Find each line with "JSON" and copy it.

▶ [Dataset extract]:

________________

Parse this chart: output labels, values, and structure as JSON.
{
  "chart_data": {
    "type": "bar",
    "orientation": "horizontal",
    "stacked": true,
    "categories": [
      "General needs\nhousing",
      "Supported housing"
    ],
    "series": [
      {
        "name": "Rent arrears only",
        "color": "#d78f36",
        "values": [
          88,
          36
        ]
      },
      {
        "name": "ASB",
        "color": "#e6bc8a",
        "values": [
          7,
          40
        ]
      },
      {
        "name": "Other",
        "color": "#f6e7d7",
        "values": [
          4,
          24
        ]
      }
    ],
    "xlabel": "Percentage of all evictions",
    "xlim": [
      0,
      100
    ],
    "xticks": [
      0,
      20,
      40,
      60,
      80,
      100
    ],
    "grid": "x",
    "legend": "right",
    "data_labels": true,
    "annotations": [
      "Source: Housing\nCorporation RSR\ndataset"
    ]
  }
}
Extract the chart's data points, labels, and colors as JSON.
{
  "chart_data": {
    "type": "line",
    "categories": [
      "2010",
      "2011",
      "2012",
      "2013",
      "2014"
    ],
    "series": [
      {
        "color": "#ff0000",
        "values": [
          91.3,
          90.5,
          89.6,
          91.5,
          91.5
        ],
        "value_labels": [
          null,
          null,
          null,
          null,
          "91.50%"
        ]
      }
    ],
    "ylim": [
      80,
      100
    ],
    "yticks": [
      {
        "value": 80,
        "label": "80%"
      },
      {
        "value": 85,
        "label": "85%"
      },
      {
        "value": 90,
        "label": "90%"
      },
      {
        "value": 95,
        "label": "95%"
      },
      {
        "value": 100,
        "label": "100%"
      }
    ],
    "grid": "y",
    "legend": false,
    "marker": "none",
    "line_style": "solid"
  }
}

________________

▶ [Task answer]:
Parse this chart: output labels, values, and structure as JSON.
Extract the chart's data points, labels, and colors as JSON.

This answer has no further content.